What you need to do
Render every line of the data below as an item in a numbered list, leaving out any blank lines.

Element and region listings:
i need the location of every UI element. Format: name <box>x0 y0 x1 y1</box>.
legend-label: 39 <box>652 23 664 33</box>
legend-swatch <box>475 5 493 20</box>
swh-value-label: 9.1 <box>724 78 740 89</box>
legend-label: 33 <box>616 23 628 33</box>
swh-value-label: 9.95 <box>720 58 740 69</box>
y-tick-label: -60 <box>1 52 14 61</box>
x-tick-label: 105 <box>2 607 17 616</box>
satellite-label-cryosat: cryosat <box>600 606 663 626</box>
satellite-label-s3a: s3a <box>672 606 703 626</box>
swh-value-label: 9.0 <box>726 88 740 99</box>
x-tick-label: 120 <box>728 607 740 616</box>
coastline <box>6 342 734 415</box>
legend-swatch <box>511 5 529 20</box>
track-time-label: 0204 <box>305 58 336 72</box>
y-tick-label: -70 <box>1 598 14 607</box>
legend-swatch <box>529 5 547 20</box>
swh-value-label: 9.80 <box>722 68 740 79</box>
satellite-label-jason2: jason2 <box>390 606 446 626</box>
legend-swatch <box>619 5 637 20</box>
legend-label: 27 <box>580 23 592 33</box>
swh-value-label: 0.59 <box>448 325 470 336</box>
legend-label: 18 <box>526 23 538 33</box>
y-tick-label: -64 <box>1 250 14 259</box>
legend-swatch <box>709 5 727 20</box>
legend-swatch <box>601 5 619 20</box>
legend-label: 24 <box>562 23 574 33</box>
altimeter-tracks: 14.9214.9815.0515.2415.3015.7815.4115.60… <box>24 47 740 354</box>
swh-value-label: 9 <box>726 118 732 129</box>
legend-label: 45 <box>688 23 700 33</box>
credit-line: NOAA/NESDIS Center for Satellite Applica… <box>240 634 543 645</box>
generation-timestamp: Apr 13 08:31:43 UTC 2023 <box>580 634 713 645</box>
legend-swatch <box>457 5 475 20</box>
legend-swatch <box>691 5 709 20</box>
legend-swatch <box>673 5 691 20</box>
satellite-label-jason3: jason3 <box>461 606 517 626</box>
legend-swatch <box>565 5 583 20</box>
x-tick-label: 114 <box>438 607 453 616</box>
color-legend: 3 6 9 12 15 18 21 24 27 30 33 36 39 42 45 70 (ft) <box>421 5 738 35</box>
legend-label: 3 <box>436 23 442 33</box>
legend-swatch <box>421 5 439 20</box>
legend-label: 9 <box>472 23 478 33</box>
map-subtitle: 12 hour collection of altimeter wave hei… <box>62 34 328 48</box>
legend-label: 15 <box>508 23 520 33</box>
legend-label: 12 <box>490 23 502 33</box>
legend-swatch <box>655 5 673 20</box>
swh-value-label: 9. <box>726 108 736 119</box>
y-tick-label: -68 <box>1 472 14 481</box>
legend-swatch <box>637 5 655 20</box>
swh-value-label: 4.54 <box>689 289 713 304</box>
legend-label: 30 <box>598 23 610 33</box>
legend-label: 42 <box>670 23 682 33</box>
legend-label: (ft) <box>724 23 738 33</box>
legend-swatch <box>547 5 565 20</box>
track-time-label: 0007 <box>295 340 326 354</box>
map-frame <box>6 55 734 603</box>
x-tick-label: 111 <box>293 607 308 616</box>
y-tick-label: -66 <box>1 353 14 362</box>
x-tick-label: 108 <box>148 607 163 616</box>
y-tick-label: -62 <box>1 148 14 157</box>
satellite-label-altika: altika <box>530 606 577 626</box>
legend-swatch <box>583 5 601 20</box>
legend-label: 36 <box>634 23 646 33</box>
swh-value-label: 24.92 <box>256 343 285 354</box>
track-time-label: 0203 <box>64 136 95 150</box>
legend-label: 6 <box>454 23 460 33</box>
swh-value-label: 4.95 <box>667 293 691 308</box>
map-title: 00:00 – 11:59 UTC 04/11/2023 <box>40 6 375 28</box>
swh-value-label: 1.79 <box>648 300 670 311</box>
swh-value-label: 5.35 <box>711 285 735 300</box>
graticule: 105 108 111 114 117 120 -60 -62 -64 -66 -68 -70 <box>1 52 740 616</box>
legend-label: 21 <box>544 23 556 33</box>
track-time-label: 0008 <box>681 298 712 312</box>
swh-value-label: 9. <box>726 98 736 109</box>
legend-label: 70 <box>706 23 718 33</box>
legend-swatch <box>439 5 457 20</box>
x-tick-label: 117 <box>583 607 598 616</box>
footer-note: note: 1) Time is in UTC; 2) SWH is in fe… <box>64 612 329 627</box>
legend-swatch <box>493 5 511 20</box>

Task answer
1. i need the location of every UI element. Format: name <box>x0 y0 x1 y1</box>.
2. legend-label: 39 <box>652 23 664 33</box>
3. legend-swatch <box>475 5 493 20</box>
4. swh-value-label: 9.1 <box>724 78 740 89</box>
5. legend-label: 33 <box>616 23 628 33</box>
6. swh-value-label: 9.95 <box>720 58 740 69</box>
7. y-tick-label: -60 <box>1 52 14 61</box>
8. x-tick-label: 105 <box>2 607 17 616</box>
9. satellite-label-cryosat: cryosat <box>600 606 663 626</box>
10. satellite-label-s3a: s3a <box>672 606 703 626</box>
11. swh-value-label: 9.0 <box>726 88 740 99</box>
12. x-tick-label: 120 <box>728 607 740 616</box>
13. coastline <box>6 342 734 415</box>
14. legend-swatch <box>511 5 529 20</box>
15. track-time-label: 0204 <box>305 58 336 72</box>
16. y-tick-label: -70 <box>1 598 14 607</box>
17. legend-swatch <box>529 5 547 20</box>
18. swh-value-label: 9.80 <box>722 68 740 79</box>
19. satellite-label-jason2: jason2 <box>390 606 446 626</box>
20. legend-swatch <box>619 5 637 20</box>
21. legend-label: 27 <box>580 23 592 33</box>
22. swh-value-label: 0.59 <box>448 325 470 336</box>
23. legend-label: 18 <box>526 23 538 33</box>
24. y-tick-label: -64 <box>1 250 14 259</box>
25. legend-swatch <box>709 5 727 20</box>
26. legend-swatch <box>601 5 619 20</box>
27. legend-label: 24 <box>562 23 574 33</box>
28. altimeter-tracks: 14.9214.9815.0515.2415.3015.7815.4115.60… <box>24 47 740 354</box>
29. swh-value-label: 9 <box>726 118 732 129</box>
30. legend-label: 45 <box>688 23 700 33</box>
31. credit-line: NOAA/NESDIS Center for Satellite Applica… <box>240 634 543 645</box>
32. generation-timestamp: Apr 13 08:31:43 UTC 2023 <box>580 634 713 645</box>
33. legend-swatch <box>457 5 475 20</box>
34. legend-swatch <box>691 5 709 20</box>
35. legend-swatch <box>673 5 691 20</box>
36. satellite-label-jason3: jason3 <box>461 606 517 626</box>
37. legend-swatch <box>565 5 583 20</box>
38. x-tick-label: 114 <box>438 607 453 616</box>
39. color-legend: 3 6 9 12 15 18 21 24 27 30 33 36 39 42 45 70 (ft) <box>421 5 738 35</box>
40. legend-label: 3 <box>436 23 442 33</box>
41. legend-swatch <box>421 5 439 20</box>
42. legend-label: 9 <box>472 23 478 33</box>
43. map-subtitle: 12 hour collection of altimeter wave hei… <box>62 34 328 48</box>
44. legend-label: 15 <box>508 23 520 33</box>
45. legend-label: 12 <box>490 23 502 33</box>
46. legend-swatch <box>655 5 673 20</box>
47. swh-value-label: 9. <box>726 108 736 119</box>
48. y-tick-label: -68 <box>1 472 14 481</box>
49. legend-swatch <box>637 5 655 20</box>
50. swh-value-label: 4.54 <box>689 289 713 304</box>
51. legend-label: 30 <box>598 23 610 33</box>
52. legend-label: 42 <box>670 23 682 33</box>
53. legend-label: (ft) <box>724 23 738 33</box>
54. legend-swatch <box>547 5 565 20</box>
55. track-time-label: 0007 <box>295 340 326 354</box>
56. map-frame <box>6 55 734 603</box>
57. x-tick-label: 111 <box>293 607 308 616</box>
58. y-tick-label: -66 <box>1 353 14 362</box>
59. x-tick-label: 108 <box>148 607 163 616</box>
60. y-tick-label: -62 <box>1 148 14 157</box>
61. satellite-label-altika: altika <box>530 606 577 626</box>
62. legend-swatch <box>583 5 601 20</box>
63. legend-label: 36 <box>634 23 646 33</box>
64. swh-value-label: 24.92 <box>256 343 285 354</box>
65. track-time-label: 0203 <box>64 136 95 150</box>
66. legend-label: 6 <box>454 23 460 33</box>
67. swh-value-label: 4.95 <box>667 293 691 308</box>
68. map-title: 00:00 – 11:59 UTC 04/11/2023 <box>40 6 375 28</box>
69. swh-value-label: 1.79 <box>648 300 670 311</box>
70. swh-value-label: 5.35 <box>711 285 735 300</box>
71. graticule: 105 108 111 114 117 120 -60 -62 -64 -66 -68 -70 <box>1 52 740 616</box>
72. legend-label: 21 <box>544 23 556 33</box>
73. track-time-label: 0008 <box>681 298 712 312</box>
74. swh-value-label: 9. <box>726 98 736 109</box>
75. legend-label: 70 <box>706 23 718 33</box>
76. legend-swatch <box>439 5 457 20</box>
77. x-tick-label: 117 <box>583 607 598 616</box>
78. footer-note: note: 1) Time is in UTC; 2) SWH is in fe… <box>64 612 329 627</box>
79. legend-swatch <box>493 5 511 20</box>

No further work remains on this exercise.